▶ **EXERCISE OBJECTIVE**
Lift every line from the entries that includes the word "ahli".

════════════════

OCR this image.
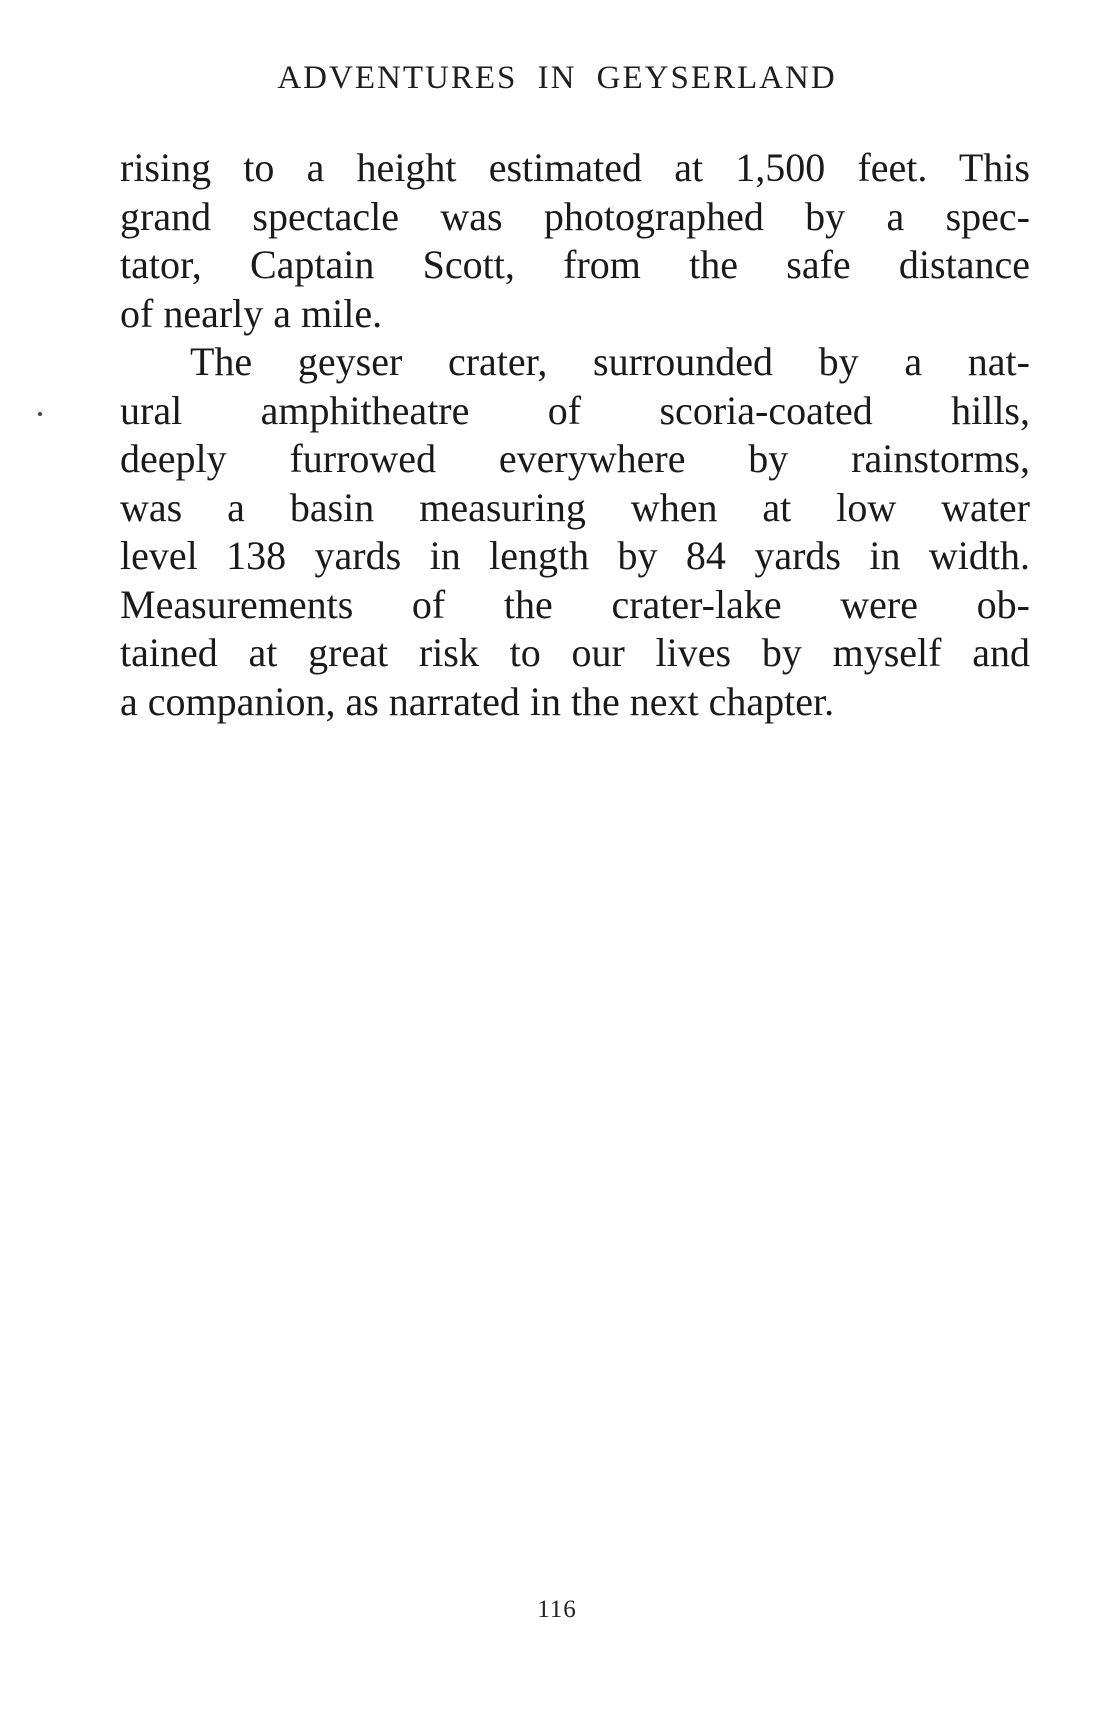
ADVENTURES IN GEYSERLAND
rising to a height estimated at 1,500 feet. This
grand spectacle was photographed by a spec-
tator, Captain Scott, from the safe distance
of nearly a mile.
The geyser crater, surrounded by a nat-
ural amphitheatre of scoria-coated hills,
deeply furrowed everywhere by rainstorms,
was a basin measuring when at low water
level 138 yards in length by 84 yards in width.
Measurements of the crater-lake were ob-
tained at great risk to our lives by myself and
a companion, as narrated in the next chapter.
116
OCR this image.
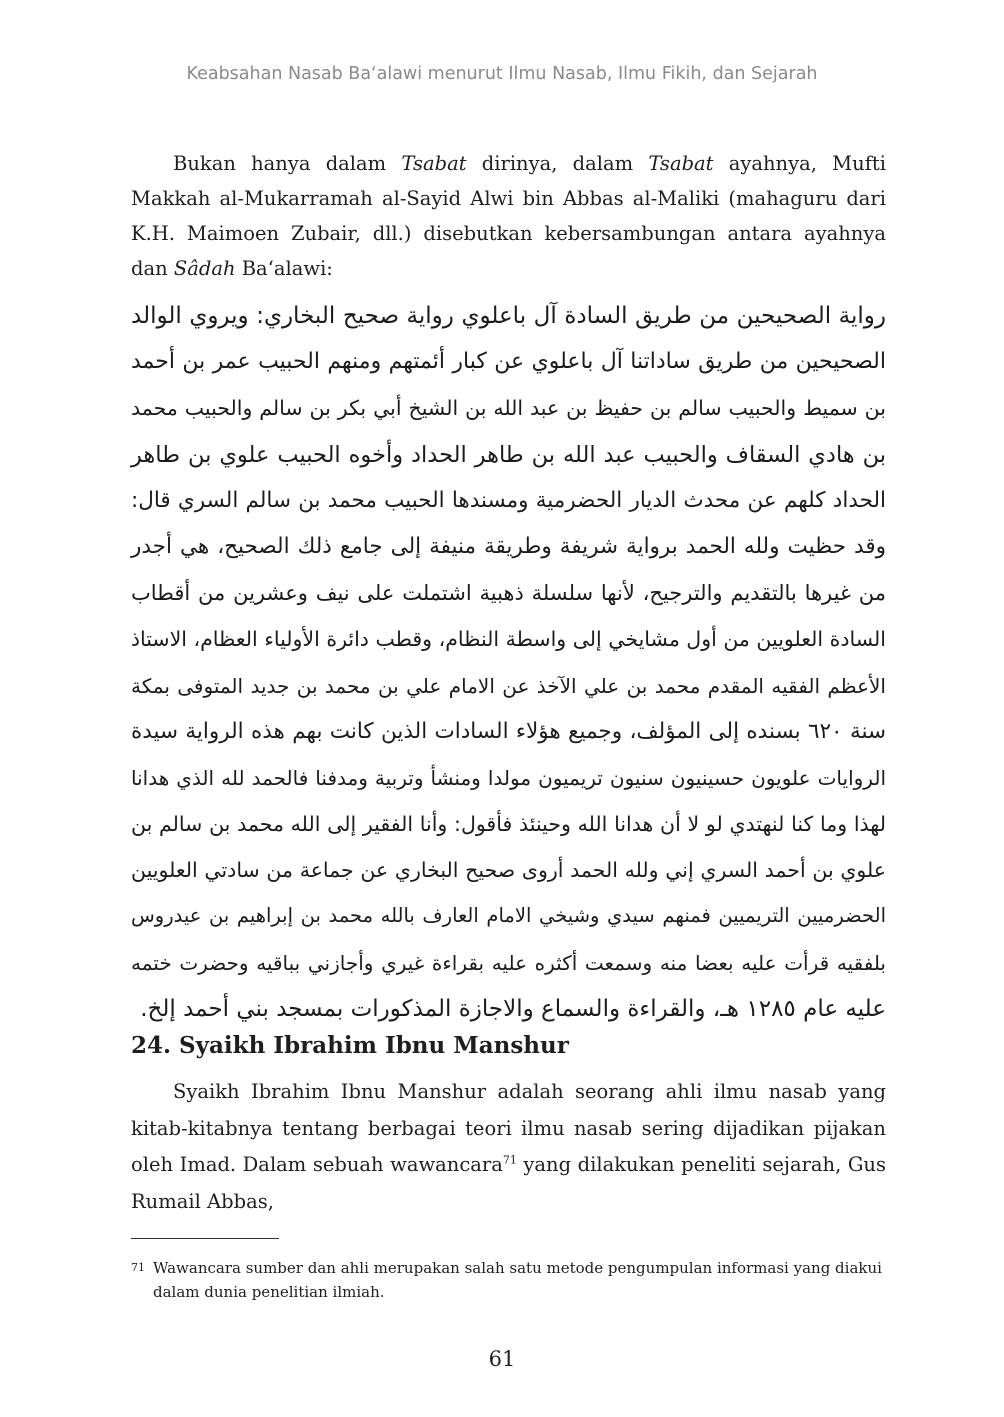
Keabsahan Nasab Ba‘alawi menurut Ilmu Nasab, Ilmu Fikih, dan Sejarah

Bukan hanya dalam Tsabat dirinya, dalam Tsabat ayahnya, Mufti Makkah al-Mukarramah al-Sayid Alwi bin Abbas al-Maliki (mahaguru dari K.H. Maimoen Zubair, dll.) disebutkan kebersambungan antara ayahnya dan Sâdah Ba‘alawi:

رواية الصحيحين من طريق السادة آل باعلوي رواية صحيح البخاري: ويروي الوالد
الصحيحين من طريق ساداتنا آل باعلوي عن كبار أئمتهم ومنهم الحبيب عمر بن أحمد
بن سميط والحبيب سالم بن حفيظ بن عبد الله بن الشيخ أبي بكر بن سالم والحبيب محمد
بن هادي السقاف والحبيب عبد الله بن طاهر الحداد وأخوه الحبيب علوي بن طاهر
الحداد كلهم عن محدث الديار الحضرمية ومسندها الحبيب محمد بن سالم السري قال:
وقد حظيت ولله الحمد برواية شريفة وطريقة منيفة إلى جامع ذلك الصحيح، هي أجدر
من غيرها بالتقديم والترجيح، لأنها سلسلة ذهبية اشتملت على نيف وعشرين من أقطاب
السادة العلويين من أول مشايخي إلى واسطة النظام، وقطب دائرة الأولياء العظام، الاستاذ
الأعظم الفقيه المقدم محمد بن علي الآخذ عن الامام علي بن محمد بن جديد المتوفى بمكة
سنة ٦٢٠ بسنده إلى المؤلف، وجميع هؤلاء السادات الذين كانت بهم هذه الرواية سيدة
الروايات علويون حسينيون سنيون تريميون مولدا ومنشأ وتربية ومدفنا فالحمد لله الذي هدانا
لهذا وما كنا لنهتدي لو لا أن هدانا الله وحينئذ فأقول: وأنا الفقير إلى الله محمد بن سالم بن
علوي بن أحمد السري إني ولله الحمد أروى صحيح البخاري عن جماعة من سادتي العلويين
الحضرميين التريميين فمنهم سيدي وشيخي الامام العارف بالله محمد بن إبراهيم بن عيدروس
بلفقيه قرأت عليه بعضا منه وسمعت أكثره عليه بقراءة غيري وأجازني بباقيه وحضرت ختمه
عليه عام ١٢٨٥ هـ، والقراءة والسماع والاجازة المذكورات بمسجد بني أحمد إلخ.
24. Syaikh Ibrahim Ibnu Manshur

Syaikh Ibrahim Ibnu Manshur adalah seorang ahli ilmu nasab yang kitab-kitabnya tentang berbagai teori ilmu nasab sering dijadikan pijakan oleh Imad. Dalam sebuah wawancara$^{71}$ yang dilakukan peneliti sejarah, Gus Rumail Abbas,

71 Wawancara sumber dan ahli merupakan salah satu metode pengumpulan informasi yang diakui dalam dunia penelitian ilmiah.
61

════════════════

▶ **ANSWER TO THIS EXERCISE**
Syaikh Ibrahim Ibnu Manshur adalah seorang ahli ilmu nasab yang kitab-kitabnya tentang berbagai teori ilmu nasab sering dijadikan pijakan oleh Imad. Dalam sebuah wawancara$^{71}$ yang dilakukan peneliti sejarah, Gus Rumail Abbas,
71 Wawancara sumber dan ahli merupakan salah satu metode pengumpulan informasi yang diakui dalam dunia penelitian ilmiah.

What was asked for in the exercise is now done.